• **Directions**
Output the full listing word for word.

• **Extracted records**
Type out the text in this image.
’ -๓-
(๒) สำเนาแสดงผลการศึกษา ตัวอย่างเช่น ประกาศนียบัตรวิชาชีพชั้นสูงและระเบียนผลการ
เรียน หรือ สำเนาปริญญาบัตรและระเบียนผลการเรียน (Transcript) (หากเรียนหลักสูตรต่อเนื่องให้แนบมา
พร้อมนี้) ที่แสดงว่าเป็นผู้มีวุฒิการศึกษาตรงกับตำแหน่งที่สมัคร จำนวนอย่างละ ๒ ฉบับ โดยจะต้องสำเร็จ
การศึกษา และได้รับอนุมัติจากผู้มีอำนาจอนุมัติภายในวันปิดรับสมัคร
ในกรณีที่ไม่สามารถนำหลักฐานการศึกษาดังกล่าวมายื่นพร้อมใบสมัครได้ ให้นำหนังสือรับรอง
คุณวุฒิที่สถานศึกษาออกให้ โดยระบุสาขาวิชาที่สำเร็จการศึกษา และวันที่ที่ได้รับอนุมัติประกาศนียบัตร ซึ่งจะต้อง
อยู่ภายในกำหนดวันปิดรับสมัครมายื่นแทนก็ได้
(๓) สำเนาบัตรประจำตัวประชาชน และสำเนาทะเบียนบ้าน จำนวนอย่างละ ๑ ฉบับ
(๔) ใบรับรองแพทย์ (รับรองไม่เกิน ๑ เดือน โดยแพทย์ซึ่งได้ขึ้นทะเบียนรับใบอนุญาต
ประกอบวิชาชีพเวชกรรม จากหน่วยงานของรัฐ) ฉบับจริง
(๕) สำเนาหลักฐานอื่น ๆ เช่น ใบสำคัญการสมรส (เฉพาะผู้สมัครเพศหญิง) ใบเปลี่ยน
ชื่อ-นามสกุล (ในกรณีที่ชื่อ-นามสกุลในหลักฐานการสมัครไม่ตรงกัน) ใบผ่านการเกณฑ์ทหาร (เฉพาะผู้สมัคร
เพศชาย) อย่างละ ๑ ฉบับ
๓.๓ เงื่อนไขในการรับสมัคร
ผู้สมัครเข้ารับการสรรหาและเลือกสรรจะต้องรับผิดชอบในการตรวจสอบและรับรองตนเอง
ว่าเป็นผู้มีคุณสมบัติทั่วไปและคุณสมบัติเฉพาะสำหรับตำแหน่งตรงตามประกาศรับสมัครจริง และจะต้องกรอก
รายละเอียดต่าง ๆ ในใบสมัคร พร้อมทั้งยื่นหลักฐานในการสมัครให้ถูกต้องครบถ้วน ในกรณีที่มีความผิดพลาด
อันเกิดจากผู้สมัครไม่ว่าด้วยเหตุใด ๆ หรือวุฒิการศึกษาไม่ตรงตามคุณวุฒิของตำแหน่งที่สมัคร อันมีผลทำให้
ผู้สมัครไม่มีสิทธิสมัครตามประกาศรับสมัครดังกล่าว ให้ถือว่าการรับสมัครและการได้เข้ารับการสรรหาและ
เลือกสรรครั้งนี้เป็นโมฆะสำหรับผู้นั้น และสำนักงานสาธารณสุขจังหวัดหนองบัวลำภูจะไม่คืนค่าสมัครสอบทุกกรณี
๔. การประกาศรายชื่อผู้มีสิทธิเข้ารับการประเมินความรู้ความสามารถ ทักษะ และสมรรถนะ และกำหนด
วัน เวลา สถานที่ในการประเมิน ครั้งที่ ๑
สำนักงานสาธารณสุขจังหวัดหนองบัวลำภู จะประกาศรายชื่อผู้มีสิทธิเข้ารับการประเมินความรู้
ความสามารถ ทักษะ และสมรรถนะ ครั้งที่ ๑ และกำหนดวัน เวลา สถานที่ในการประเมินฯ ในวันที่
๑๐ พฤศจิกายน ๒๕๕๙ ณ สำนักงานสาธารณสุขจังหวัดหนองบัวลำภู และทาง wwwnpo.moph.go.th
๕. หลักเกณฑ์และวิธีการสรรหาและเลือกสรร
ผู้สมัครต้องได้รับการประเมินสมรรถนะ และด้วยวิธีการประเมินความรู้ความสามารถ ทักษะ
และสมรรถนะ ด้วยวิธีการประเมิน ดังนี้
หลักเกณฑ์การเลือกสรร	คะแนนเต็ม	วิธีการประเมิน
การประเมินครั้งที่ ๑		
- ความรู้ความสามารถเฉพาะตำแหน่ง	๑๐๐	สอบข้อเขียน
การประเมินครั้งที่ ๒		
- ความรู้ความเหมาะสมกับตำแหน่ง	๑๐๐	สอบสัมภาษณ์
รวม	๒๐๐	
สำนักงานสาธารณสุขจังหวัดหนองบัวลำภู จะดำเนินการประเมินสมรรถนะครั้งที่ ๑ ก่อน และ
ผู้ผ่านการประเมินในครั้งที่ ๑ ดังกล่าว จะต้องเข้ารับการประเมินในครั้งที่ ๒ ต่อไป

• **Solution for this task**
Type out the text in this image.
’ -๓-
(๒) สำเนาแสดงผลการศึกษา ตัวอย่างเช่น ประกาศนียบัตรวิชาชีพชั้นสูงและระเบียนผลการ
เรียน หรือ สำเนาปริญญาบัตรและระเบียนผลการเรียน (Transcript) (หากเรียนหลักสูตรต่อเนื่องให้แนบมา
พร้อมนี้) ที่แสดงว่าเป็นผู้มีวุฒิการศึกษาตรงกับตำแหน่งที่สมัคร จำนวนอย่างละ ๒ ฉบับ โดยจะต้องสำเร็จ
การศึกษา และได้รับอนุมัติจากผู้มีอำนาจอนุมัติภายในวันปิดรับสมัคร
ในกรณีที่ไม่สามารถนำหลักฐานการศึกษาดังกล่าวมายื่นพร้อมใบสมัครได้ ให้นำหนังสือรับรอง
คุณวุฒิที่สถานศึกษาออกให้ โดยระบุสาขาวิชาที่สำเร็จการศึกษา และวันที่ที่ได้รับอนุมัติประกาศนียบัตร ซึ่งจะต้อง
อยู่ภายในกำหนดวันปิดรับสมัครมายื่นแทนก็ได้
(๓) สำเนาบัตรประจำตัวประชาชน และสำเนาทะเบียนบ้าน จำนวนอย่างละ ๑ ฉบับ
(๔) ใบรับรองแพทย์ (รับรองไม่เกิน ๑ เดือน โดยแพทย์ซึ่งได้ขึ้นทะเบียนรับใบอนุญาต
ประกอบวิชาชีพเวชกรรม จากหน่วยงานของรัฐ) ฉบับจริง
(๕) สำเนาหลักฐานอื่น ๆ เช่น ใบสำคัญการสมรส (เฉพาะผู้สมัครเพศหญิง) ใบเปลี่ยน
ชื่อ-นามสกุล (ในกรณีที่ชื่อ-นามสกุลในหลักฐานการสมัครไม่ตรงกัน) ใบผ่านการเกณฑ์ทหาร (เฉพาะผู้สมัคร
เพศชาย) อย่างละ ๑ ฉบับ
๓.๓ เงื่อนไขในการรับสมัคร
ผู้สมัครเข้ารับการสรรหาและเลือกสรรจะต้องรับผิดชอบในการตรวจสอบและรับรองตนเอง
ว่าเป็นผู้มีคุณสมบัติทั่วไปและคุณสมบัติเฉพาะสำหรับตำแหน่งตรงตามประกาศรับสมัครจริง และจะต้องกรอก
รายละเอียดต่าง ๆ ในใบสมัคร พร้อมทั้งยื่นหลักฐานในการสมัครให้ถูกต้องครบถ้วน ในกรณีที่มีความผิดพลาด
อันเกิดจากผู้สมัครไม่ว่าด้วยเหตุใด ๆ หรือวุฒิการศึกษาไม่ตรงตามคุณวุฒิของตำแหน่งที่สมัคร อันมีผลทำให้
ผู้สมัครไม่มีสิทธิสมัครตามประกาศรับสมัครดังกล่าว ให้ถือว่าการรับสมัครและการได้เข้ารับการสรรหาและ
เลือกสรรครั้งนี้เป็นโมฆะสำหรับผู้นั้น และสำนักงานสาธารณสุขจังหวัดหนองบัวลำภูจะไม่คืนค่าสมัครสอบทุกกรณี
๔. การประกาศรายชื่อผู้มีสิทธิเข้ารับการประเมินความรู้ความสามารถ ทักษะ และสมรรถนะ และกำหนด
วัน เวลา สถานที่ในการประเมิน ครั้งที่ ๑
สำนักงานสาธารณสุขจังหวัดหนองบัวลำภู จะประกาศรายชื่อผู้มีสิทธิเข้ารับการประเมินความรู้
ความสามารถ ทักษะ และสมรรถนะ ครั้งที่ ๑ และกำหนดวัน เวลา สถานที่ในการประเมินฯ ในวันที่
๑๐ พฤศจิกายน ๒๕๕๙ ณ สำนักงานสาธารณสุขจังหวัดหนองบัวลำภู และทาง wwwnpo.moph.go.th
๕. หลักเกณฑ์และวิธีการสรรหาและเลือกสรร
ผู้สมัครต้องได้รับการประเมินสมรรถนะ และด้วยวิธีการประเมินความรู้ความสามารถ ทักษะ
และสมรรถนะ ด้วยวิธีการประเมิน ดังนี้
หลักเกณฑ์การเลือกสรร	คะแนนเต็ม	วิธีการประเมิน
การประเมินครั้งที่ ๑		
- ความรู้ความสามารถเฉพาะตำแหน่ง	๑๐๐	สอบข้อเขียน
การประเมินครั้งที่ ๒		
- ความรู้ความเหมาะสมกับตำแหน่ง	๑๐๐	สอบสัมภาษณ์
รวม	๒๐๐	
สำนักงานสาธารณสุขจังหวัดหนองบัวลำภู จะดำเนินการประเมินสมรรถนะครั้งที่ ๑ ก่อน และ
ผู้ผ่านการประเมินในครั้งที่ ๑ ดังกล่าว จะต้องเข้ารับการประเมินในครั้งที่ ๒ ต่อไป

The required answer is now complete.